> _What you will do_: Throughout the entries below, report every line where "incubation" is found.

> _Provided material_:
════════

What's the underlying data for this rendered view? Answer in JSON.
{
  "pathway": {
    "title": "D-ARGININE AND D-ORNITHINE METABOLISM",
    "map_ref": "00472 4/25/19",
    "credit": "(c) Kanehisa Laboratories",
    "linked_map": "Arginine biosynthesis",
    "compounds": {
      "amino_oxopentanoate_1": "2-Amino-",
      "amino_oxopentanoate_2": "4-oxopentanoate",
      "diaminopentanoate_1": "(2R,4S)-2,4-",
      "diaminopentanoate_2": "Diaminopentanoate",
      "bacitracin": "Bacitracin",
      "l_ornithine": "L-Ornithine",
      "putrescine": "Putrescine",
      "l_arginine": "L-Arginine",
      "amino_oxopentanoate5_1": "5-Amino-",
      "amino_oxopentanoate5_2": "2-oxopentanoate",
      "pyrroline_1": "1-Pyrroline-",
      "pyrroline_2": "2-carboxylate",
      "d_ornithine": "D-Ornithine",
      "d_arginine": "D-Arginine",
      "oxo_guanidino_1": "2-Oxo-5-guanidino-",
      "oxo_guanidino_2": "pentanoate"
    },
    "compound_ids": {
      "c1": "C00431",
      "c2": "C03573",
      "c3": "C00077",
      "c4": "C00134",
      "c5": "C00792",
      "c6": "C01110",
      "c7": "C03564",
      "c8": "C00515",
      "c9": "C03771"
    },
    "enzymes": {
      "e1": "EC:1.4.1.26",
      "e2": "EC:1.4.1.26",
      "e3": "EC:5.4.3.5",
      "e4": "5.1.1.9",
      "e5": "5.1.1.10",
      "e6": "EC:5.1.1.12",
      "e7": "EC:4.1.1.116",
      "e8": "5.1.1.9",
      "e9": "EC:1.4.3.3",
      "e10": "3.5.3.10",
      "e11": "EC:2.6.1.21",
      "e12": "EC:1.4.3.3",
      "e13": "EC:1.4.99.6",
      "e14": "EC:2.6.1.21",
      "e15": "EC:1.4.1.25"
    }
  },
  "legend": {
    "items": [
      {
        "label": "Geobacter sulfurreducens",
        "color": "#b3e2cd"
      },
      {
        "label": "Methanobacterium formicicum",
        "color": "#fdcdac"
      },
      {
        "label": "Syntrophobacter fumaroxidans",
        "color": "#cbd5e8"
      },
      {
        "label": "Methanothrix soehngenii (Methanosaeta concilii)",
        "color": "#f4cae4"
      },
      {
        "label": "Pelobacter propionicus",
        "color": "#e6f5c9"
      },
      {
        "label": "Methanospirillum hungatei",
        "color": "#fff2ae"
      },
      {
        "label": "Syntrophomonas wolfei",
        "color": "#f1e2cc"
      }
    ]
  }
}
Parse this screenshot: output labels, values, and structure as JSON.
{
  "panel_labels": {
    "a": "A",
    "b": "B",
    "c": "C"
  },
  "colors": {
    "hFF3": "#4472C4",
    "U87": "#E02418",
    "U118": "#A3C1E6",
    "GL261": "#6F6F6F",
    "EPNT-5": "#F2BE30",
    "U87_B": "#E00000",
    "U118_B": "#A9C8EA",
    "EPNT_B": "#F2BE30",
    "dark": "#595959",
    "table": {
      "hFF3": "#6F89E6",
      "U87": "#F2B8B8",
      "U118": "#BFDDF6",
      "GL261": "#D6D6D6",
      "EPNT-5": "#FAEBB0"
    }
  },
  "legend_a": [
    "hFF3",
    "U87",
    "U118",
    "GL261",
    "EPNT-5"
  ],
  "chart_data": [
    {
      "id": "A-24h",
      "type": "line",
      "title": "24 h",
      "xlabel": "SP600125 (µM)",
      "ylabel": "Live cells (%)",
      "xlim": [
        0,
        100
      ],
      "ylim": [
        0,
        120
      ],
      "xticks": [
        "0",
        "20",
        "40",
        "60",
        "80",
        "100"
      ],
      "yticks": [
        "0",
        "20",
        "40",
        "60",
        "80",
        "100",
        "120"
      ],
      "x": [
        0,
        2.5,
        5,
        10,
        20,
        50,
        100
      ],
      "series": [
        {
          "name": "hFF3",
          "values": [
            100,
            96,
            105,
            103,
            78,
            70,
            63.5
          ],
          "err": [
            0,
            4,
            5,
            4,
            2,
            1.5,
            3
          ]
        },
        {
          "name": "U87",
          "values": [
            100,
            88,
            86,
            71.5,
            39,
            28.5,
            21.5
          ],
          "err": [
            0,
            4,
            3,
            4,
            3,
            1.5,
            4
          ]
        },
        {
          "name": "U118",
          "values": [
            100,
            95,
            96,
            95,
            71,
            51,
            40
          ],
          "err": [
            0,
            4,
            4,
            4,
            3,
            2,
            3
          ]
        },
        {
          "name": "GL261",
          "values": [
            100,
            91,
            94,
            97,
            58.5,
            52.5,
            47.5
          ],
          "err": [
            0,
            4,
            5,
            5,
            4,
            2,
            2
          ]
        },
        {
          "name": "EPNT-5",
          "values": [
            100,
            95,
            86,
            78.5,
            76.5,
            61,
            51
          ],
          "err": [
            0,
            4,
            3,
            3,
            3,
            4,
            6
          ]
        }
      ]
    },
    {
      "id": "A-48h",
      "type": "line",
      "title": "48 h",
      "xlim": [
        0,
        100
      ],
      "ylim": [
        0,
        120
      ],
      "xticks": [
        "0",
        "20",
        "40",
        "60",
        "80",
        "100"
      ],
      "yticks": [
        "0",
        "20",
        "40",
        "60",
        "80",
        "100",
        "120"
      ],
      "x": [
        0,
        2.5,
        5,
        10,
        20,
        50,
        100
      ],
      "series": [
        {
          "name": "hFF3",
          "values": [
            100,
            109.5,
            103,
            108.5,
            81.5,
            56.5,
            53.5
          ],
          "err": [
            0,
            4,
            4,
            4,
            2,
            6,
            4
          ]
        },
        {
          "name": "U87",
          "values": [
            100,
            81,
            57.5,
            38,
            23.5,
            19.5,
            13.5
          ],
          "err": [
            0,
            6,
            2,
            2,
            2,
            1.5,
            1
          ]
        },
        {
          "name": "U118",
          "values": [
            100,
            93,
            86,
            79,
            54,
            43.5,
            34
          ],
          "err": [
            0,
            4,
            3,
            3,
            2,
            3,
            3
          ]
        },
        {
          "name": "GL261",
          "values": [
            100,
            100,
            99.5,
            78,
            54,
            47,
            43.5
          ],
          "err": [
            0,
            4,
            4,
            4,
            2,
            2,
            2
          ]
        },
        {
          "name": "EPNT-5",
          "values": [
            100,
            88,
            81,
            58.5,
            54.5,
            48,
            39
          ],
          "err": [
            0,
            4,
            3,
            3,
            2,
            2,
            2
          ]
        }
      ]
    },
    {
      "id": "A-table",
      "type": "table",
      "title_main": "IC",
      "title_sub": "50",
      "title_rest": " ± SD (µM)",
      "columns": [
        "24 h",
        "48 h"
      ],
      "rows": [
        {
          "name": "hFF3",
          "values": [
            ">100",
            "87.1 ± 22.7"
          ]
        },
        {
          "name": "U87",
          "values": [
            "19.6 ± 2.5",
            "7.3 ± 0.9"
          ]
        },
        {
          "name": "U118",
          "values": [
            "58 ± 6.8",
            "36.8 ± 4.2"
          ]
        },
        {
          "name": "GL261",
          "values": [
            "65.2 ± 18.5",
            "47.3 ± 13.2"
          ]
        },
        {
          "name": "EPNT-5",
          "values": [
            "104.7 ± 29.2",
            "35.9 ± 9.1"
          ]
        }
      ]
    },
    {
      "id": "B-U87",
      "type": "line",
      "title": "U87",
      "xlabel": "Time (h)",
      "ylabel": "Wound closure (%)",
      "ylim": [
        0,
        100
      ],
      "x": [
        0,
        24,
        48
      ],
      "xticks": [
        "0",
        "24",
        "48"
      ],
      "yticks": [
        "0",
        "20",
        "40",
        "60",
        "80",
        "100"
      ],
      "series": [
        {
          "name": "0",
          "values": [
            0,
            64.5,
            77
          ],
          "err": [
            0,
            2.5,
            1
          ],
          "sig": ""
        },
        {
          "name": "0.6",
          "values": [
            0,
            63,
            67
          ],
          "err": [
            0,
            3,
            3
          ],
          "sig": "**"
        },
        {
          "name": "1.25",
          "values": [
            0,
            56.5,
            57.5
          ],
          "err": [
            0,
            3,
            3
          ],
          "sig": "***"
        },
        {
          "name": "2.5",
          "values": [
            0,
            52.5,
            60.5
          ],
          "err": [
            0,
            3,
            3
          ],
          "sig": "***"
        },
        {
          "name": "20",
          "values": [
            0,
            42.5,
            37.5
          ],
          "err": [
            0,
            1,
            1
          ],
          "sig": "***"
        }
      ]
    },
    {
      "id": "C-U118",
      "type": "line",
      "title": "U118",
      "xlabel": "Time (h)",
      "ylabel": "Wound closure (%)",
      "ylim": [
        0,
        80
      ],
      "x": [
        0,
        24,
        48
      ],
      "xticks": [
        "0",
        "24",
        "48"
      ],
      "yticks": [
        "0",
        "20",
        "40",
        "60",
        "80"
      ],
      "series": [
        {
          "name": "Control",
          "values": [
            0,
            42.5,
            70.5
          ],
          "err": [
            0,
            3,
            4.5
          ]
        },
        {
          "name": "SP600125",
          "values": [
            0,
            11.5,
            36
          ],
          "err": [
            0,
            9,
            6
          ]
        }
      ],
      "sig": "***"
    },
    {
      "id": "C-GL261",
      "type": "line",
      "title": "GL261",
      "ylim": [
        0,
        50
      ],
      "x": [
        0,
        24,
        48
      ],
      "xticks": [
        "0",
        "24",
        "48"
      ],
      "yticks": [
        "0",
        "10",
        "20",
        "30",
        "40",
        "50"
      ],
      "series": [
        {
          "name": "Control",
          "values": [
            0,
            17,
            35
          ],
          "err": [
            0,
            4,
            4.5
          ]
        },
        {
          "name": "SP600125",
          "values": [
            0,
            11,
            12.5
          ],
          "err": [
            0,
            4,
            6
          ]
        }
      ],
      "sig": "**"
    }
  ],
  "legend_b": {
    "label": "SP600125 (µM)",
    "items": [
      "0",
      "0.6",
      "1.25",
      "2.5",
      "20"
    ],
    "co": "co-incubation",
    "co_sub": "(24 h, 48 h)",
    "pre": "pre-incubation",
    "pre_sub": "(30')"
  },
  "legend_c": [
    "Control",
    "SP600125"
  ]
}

════════

> _Answer to the problem_:
    "co": "co-incubation",
    "pre": "pre-incubation",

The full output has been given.